** DATASET EXCERPTS **

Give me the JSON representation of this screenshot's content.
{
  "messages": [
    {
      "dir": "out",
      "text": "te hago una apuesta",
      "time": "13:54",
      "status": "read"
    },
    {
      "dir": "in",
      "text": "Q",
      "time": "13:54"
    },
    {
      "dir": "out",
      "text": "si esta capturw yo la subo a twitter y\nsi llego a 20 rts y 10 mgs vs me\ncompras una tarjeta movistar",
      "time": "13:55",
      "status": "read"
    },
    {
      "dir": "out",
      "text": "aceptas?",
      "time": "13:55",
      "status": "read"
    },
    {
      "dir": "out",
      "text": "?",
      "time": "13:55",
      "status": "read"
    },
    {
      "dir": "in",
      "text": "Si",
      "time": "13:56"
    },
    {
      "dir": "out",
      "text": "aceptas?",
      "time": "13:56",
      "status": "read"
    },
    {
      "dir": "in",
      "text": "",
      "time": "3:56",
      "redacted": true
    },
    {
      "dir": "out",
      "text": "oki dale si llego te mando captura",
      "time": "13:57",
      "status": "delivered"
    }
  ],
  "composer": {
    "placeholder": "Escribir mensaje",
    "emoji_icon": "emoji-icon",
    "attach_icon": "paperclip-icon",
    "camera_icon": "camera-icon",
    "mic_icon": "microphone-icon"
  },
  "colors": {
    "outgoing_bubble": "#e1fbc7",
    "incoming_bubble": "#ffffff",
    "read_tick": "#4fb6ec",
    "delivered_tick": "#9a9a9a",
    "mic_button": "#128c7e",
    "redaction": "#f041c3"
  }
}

* * *

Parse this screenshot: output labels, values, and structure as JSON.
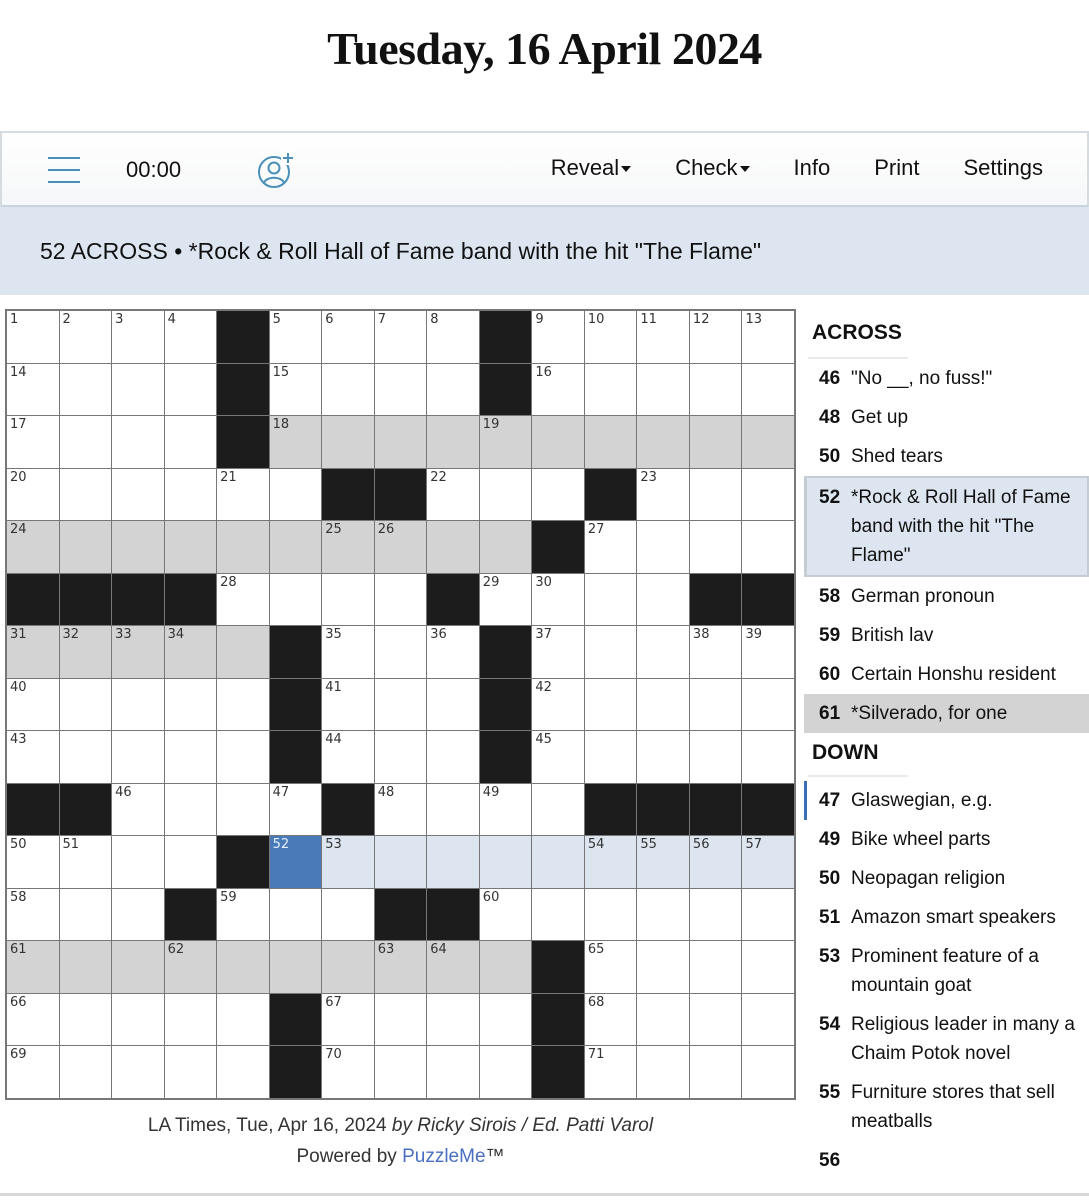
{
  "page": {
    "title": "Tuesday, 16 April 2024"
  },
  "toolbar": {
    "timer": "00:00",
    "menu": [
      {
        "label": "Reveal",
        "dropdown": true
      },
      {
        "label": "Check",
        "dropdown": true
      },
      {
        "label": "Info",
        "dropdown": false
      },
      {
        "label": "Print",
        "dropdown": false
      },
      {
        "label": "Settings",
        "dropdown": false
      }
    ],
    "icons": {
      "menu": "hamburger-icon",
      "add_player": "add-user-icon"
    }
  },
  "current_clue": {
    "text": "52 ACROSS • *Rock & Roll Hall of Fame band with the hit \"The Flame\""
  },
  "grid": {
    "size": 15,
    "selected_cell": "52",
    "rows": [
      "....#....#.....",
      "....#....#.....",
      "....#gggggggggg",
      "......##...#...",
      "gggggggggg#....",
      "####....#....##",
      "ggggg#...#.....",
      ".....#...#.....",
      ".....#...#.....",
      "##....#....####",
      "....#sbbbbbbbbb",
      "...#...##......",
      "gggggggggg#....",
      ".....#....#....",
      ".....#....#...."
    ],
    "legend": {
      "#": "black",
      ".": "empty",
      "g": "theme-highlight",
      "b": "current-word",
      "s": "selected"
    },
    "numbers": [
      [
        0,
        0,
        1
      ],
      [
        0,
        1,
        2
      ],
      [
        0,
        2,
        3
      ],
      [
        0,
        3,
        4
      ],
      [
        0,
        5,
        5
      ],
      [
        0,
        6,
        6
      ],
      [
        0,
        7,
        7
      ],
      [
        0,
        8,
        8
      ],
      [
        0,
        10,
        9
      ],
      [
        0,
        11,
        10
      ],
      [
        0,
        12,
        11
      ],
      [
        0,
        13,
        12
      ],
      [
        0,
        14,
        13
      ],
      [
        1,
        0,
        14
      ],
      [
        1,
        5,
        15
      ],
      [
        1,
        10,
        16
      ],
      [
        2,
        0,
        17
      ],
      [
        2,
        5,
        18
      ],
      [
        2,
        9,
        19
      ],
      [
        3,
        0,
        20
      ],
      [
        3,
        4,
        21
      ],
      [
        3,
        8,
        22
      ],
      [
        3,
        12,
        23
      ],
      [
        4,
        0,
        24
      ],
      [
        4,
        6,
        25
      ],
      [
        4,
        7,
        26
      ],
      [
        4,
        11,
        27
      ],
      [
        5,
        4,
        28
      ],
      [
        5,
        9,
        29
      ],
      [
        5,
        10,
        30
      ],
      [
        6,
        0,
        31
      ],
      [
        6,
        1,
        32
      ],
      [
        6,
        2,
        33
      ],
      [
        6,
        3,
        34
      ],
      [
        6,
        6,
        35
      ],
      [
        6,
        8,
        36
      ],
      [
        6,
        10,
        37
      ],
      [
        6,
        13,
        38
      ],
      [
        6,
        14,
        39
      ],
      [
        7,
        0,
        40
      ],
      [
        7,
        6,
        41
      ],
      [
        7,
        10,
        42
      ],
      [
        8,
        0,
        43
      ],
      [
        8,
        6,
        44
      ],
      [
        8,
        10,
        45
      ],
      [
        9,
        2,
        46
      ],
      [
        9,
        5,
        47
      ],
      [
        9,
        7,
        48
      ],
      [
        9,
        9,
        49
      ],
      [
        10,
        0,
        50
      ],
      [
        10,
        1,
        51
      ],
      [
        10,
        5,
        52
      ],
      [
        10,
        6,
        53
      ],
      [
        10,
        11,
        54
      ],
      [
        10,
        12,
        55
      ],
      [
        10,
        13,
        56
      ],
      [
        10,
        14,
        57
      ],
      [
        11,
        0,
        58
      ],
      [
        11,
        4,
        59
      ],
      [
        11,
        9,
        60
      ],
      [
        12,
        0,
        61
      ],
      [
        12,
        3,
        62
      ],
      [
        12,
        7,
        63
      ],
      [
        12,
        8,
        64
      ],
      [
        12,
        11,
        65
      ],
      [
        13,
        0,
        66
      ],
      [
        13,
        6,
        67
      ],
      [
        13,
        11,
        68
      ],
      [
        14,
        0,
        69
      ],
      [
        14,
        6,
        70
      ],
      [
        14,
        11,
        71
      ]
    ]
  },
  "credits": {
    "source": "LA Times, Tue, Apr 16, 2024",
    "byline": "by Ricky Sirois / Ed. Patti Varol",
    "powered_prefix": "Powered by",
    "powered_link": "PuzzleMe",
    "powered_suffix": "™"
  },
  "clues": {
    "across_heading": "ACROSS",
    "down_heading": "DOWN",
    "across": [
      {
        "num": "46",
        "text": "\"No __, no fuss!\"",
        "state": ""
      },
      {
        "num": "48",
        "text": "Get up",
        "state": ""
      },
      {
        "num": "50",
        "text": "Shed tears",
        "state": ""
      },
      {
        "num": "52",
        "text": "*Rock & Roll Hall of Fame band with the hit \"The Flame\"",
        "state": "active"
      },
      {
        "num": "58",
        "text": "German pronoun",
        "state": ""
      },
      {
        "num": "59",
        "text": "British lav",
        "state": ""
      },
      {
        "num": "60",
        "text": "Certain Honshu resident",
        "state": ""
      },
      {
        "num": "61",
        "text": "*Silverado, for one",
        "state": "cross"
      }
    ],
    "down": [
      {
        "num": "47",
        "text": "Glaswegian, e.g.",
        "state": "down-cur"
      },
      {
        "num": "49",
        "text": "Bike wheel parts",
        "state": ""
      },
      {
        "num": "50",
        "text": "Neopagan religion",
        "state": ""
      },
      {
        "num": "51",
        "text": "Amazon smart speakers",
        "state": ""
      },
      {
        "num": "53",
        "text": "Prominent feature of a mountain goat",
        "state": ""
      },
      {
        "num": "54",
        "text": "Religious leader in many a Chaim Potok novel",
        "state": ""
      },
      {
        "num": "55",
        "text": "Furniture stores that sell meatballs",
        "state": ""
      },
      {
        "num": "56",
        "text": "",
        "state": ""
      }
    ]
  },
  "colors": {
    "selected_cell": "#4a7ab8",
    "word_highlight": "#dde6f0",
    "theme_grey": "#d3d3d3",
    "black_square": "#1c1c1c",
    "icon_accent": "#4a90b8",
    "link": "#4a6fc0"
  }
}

** CHALLENGE **
Whenever "Flame" turns up in a line, pick that line out.

** SOLUTION FOR THIS EXERCISE **
    "text": "52 ACROSS • *Rock & Roll Hall of Fame band with the hit \"The Flame\""
        "text": "*Rock & Roll Hall of Fame band with the hit \"The Flame\"",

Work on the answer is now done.